— ACTIVITY —
Reproduce the agriculture essay from "Agriculture moving to" to "meant to be." word for word.

— SOURCE EXTRACT —

*** Block opens ***

Agriculture moving to an new era of celebration not commiseration


The last five years have been the most difficult and the best times on my life’s journey

What people see on the outside is very different to the inner me and this can be exhausting. It has affected my health and I seem to bounce from one health issue to another.

Thanks to the people I have surrounded myself with, I know celebrating both the successes and the tough times make us into the person we were meant to be.

I often get asked in interviews what success looks like to me.

Two things recently stood out for me

The first came from travelling around with The Archibull Prize artwork judge and seeing the magnificent Archies the students had created, how much they had learnt about the world of agriculture and the appreciation they had gained of our farmers. It was so empowering to witness the success of a program that has gone from strength to strength

What seemed like a straightforward concept at the outset has become a trigger for so much growth and contribution

It lights the fire, then those participants, once sparked, seem to carry their own torch. The Young Farming Champions are all shining examples of this

The second came from two conversations I had in the last week. The first person had been part of a round table conversation with many indigenous Australians. She came away feeling so down, listening to so many stories of bitterness and pain

The second person had recently been to a rural women’s gathering where the take home message for her was “people in the cities have no idea how tough we have it in the bush” She said surely, they know there are many people in cities who are doing it just as tough. She too felt so disempowered. She emailed me to thank me for the opportunity to work with our programs and be in a positive bubble. She finished her email with “Let’s celebrate not commiserate”

*** Block closes ***

— SUPPLIED MATERIAL —
*** Block opens ***

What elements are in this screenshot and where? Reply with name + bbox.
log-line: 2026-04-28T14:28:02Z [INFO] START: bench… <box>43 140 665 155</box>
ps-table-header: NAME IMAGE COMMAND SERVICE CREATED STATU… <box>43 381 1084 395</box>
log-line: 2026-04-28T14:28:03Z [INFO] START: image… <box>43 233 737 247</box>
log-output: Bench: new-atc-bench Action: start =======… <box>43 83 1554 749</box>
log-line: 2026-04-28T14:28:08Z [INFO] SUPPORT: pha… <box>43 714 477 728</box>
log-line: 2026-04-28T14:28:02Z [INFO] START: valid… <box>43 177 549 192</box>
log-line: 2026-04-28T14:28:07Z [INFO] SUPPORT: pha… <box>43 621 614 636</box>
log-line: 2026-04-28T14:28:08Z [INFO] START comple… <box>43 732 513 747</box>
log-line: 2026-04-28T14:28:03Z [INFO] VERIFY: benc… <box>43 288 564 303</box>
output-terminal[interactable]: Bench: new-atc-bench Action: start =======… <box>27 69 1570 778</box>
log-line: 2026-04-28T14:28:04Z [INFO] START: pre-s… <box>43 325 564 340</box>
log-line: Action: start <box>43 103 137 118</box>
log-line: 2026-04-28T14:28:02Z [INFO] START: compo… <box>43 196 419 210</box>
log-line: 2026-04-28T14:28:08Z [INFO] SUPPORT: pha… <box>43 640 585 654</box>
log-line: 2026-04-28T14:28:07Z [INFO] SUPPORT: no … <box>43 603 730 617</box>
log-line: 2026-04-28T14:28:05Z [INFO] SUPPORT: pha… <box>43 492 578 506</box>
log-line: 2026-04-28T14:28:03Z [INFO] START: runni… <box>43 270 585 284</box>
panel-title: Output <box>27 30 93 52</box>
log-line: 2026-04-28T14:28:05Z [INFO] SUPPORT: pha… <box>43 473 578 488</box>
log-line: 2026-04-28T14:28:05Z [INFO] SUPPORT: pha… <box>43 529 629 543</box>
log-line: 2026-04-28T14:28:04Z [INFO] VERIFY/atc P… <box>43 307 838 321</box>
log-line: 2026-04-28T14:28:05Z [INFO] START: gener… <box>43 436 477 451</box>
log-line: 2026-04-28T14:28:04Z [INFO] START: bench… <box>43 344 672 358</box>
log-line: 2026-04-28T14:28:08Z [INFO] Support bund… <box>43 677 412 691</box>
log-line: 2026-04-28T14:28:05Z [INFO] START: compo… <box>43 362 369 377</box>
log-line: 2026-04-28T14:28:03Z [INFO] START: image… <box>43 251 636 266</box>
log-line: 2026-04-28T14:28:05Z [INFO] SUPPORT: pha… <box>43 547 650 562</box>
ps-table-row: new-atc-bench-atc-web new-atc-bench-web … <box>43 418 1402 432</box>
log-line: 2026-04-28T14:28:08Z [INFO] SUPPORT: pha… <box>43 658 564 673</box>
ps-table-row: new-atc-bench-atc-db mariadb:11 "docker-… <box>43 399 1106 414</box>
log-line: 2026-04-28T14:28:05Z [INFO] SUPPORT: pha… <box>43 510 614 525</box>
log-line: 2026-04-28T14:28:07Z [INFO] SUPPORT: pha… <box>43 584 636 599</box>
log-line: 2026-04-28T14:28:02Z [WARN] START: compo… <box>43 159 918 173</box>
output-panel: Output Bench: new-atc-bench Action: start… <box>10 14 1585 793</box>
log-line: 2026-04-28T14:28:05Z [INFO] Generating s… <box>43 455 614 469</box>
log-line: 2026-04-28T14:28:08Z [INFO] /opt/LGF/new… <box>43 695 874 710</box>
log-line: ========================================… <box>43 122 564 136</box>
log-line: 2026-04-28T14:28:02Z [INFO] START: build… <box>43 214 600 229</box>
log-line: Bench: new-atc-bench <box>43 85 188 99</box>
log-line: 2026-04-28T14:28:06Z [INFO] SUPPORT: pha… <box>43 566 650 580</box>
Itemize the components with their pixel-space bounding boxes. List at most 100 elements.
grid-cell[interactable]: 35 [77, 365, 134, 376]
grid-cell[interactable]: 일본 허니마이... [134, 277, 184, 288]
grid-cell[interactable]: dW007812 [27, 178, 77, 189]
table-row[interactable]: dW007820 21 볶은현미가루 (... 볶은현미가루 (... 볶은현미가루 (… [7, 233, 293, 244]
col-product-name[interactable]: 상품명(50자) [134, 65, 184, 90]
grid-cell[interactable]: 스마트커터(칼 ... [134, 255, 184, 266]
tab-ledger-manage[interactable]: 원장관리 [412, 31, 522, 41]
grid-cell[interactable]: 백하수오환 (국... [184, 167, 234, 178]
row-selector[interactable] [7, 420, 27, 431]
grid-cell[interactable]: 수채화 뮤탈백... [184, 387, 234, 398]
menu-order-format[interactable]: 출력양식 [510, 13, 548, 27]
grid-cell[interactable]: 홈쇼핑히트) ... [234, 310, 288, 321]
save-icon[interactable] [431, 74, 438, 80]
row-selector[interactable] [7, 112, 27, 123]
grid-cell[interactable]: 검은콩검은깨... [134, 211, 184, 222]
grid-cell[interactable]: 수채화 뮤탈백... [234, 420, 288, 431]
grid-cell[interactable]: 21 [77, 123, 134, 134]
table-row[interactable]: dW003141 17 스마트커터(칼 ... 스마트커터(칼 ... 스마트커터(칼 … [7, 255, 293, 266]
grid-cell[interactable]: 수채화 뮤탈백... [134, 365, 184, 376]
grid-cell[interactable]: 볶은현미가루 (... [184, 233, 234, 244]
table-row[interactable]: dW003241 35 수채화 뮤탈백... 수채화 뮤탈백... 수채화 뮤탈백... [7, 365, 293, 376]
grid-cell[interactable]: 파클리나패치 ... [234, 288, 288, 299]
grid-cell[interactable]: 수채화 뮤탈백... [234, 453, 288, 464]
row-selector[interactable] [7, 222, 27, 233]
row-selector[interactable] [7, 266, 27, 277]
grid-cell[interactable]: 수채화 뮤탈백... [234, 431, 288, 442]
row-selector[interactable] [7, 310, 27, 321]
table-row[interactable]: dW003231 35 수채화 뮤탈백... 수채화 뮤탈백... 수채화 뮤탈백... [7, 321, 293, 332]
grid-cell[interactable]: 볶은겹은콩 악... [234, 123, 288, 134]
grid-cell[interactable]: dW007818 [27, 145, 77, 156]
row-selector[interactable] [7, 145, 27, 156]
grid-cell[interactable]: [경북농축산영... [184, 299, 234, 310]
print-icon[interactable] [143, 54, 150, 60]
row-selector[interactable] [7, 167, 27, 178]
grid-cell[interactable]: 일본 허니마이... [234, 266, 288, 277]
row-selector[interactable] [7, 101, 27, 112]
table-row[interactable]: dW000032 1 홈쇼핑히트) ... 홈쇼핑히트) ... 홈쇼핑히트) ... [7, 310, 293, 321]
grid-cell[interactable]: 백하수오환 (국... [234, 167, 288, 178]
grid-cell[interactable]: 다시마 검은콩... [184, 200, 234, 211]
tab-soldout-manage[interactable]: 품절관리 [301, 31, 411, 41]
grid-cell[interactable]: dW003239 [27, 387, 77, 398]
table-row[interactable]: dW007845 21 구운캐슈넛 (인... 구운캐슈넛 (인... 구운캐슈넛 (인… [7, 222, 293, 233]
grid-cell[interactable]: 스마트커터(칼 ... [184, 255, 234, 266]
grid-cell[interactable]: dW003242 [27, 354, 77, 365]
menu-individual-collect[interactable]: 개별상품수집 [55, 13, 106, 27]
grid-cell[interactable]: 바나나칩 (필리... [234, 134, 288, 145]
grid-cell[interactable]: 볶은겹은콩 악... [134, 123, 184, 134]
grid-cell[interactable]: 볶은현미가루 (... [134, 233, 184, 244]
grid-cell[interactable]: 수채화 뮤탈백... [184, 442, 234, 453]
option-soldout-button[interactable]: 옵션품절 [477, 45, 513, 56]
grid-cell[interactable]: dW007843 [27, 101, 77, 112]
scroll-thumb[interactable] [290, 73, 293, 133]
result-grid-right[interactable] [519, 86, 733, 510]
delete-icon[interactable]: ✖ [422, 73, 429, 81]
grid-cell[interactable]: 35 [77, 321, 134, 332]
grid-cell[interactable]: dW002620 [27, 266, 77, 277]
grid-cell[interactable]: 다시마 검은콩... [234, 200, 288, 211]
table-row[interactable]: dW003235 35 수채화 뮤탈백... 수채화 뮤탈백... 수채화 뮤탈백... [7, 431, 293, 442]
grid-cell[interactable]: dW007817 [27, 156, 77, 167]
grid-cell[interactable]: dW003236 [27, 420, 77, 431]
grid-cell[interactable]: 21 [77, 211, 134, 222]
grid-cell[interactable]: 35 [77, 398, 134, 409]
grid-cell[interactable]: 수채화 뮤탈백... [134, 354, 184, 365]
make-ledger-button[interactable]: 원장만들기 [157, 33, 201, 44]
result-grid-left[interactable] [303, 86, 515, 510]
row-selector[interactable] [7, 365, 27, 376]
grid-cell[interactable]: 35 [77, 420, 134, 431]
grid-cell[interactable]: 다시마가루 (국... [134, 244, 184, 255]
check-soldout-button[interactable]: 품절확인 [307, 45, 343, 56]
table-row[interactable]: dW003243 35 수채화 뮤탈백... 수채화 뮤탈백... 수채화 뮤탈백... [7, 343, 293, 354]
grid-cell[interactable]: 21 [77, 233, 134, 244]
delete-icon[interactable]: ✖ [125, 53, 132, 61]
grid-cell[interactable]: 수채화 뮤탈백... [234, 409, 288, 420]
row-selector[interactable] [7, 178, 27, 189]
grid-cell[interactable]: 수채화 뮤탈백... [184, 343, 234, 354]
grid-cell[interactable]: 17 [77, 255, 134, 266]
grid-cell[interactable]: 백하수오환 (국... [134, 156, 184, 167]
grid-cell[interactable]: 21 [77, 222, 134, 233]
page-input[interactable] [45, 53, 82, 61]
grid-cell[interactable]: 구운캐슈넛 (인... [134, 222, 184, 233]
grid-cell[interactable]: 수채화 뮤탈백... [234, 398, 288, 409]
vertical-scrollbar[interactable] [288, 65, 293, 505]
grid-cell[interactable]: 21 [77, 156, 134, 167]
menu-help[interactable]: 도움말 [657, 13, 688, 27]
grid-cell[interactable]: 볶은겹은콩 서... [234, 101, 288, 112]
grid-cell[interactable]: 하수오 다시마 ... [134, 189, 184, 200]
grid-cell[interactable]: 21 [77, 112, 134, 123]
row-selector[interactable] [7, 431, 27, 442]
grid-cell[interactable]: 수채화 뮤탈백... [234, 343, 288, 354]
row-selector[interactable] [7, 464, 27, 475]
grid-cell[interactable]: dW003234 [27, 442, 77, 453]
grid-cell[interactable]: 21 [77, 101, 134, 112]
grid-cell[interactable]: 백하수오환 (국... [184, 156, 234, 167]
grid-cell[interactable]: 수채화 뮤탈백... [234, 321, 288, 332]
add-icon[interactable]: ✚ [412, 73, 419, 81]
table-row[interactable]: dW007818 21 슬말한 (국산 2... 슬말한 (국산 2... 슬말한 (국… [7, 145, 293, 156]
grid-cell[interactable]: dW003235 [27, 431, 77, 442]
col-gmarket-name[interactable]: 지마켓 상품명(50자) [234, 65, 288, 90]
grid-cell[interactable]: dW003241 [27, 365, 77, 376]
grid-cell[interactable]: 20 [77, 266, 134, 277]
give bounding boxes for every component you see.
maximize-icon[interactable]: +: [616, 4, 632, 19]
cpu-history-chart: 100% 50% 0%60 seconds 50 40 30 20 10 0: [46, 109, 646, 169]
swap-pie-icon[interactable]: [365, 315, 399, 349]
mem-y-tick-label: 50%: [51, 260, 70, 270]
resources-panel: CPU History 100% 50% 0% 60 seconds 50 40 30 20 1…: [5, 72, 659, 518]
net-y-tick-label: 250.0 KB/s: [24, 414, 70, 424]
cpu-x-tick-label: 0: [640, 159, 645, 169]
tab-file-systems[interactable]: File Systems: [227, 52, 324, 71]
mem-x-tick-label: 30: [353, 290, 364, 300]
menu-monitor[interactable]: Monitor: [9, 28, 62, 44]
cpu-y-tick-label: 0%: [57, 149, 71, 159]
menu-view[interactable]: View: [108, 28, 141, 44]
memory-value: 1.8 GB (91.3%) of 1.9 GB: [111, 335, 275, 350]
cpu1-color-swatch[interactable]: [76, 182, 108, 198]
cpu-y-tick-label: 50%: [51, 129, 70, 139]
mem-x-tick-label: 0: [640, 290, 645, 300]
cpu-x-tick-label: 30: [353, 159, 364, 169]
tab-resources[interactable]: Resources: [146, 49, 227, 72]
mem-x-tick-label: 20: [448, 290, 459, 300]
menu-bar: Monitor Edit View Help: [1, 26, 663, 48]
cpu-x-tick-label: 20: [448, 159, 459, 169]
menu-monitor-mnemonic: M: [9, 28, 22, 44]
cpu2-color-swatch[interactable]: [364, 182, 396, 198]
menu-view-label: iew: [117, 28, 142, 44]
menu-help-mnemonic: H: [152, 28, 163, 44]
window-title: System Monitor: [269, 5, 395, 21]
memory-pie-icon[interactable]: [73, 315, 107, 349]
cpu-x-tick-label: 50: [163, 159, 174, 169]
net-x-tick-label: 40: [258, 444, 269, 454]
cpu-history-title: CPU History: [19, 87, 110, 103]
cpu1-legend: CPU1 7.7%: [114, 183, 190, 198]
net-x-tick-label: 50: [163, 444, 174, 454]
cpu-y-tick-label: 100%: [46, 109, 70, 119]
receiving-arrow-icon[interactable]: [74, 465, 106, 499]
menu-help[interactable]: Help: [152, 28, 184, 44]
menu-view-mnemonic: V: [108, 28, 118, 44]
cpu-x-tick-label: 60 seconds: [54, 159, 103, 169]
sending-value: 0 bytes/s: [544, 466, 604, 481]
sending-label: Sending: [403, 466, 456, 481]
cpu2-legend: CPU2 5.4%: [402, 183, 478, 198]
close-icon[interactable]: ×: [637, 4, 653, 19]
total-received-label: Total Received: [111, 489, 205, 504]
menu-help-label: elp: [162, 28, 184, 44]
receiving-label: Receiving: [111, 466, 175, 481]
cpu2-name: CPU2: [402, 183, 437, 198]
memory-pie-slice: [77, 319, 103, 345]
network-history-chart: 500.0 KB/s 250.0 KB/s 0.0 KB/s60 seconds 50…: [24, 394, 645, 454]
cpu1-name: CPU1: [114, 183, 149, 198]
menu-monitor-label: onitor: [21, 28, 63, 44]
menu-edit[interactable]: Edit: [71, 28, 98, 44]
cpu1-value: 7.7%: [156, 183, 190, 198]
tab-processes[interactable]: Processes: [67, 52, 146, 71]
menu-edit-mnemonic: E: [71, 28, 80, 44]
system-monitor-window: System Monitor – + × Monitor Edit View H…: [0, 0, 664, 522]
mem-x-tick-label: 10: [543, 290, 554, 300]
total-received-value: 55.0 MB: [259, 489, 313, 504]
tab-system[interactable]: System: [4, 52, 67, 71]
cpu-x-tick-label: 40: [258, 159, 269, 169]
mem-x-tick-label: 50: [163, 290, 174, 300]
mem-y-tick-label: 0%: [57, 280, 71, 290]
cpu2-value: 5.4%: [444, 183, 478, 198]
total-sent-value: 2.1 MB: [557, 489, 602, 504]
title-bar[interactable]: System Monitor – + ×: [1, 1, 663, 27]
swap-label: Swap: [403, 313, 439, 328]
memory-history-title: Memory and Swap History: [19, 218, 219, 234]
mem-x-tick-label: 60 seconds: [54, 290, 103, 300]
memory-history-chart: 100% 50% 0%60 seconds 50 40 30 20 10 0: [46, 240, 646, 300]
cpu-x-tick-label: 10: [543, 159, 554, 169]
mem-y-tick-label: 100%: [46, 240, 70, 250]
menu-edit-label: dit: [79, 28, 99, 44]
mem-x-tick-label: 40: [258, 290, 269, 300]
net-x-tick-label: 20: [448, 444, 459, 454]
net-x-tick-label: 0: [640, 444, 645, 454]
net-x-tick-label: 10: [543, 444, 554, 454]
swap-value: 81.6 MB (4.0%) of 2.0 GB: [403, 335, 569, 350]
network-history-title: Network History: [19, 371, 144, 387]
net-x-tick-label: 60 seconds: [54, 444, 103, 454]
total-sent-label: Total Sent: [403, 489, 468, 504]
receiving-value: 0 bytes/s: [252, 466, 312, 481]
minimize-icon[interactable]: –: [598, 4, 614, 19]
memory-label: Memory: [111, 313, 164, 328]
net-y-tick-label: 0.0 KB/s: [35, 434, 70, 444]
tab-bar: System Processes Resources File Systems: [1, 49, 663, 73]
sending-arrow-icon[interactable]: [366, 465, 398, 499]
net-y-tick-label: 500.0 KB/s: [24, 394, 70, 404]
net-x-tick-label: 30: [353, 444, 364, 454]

*** Block closes ***

— PROBLEM SOLUTION —
Agriculture moving to an new era of celebration not commiseration


The last five years have been the most difficult and the best times on my life’s journey

What people see on the outside is very different to the inner me and this can be exhausting. It has affected my health and I seem to bounce from one health issue to another.

Thanks to the people I have surrounded myself with, I know celebrating both the successes and the tough times make us into the person we were meant to be.